TO DO> Reading the listing below, count the lines that contain the word "JSON" and give that count alone.

GIVEN RECORDS>
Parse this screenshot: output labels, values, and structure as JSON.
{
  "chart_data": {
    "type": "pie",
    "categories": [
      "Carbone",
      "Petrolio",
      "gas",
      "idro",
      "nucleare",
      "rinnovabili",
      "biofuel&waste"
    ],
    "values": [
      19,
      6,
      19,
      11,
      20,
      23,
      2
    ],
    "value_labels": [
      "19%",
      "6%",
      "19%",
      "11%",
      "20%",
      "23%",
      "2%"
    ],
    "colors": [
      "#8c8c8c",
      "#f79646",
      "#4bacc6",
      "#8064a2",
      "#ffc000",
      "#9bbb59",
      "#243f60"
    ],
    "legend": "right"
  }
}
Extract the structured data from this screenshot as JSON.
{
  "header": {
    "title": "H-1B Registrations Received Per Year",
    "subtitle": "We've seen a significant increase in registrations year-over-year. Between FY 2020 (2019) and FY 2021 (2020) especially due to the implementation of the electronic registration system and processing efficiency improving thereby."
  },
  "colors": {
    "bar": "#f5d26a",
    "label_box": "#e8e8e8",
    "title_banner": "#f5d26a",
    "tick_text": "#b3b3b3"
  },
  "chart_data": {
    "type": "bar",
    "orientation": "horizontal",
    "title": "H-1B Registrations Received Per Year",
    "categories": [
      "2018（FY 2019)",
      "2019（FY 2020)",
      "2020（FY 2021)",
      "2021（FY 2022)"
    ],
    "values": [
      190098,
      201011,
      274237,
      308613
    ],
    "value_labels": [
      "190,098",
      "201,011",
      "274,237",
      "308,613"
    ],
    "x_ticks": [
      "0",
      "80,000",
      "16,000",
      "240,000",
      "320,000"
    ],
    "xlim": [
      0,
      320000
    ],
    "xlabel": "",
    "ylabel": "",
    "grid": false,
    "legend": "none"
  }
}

FINISHED TASK> 2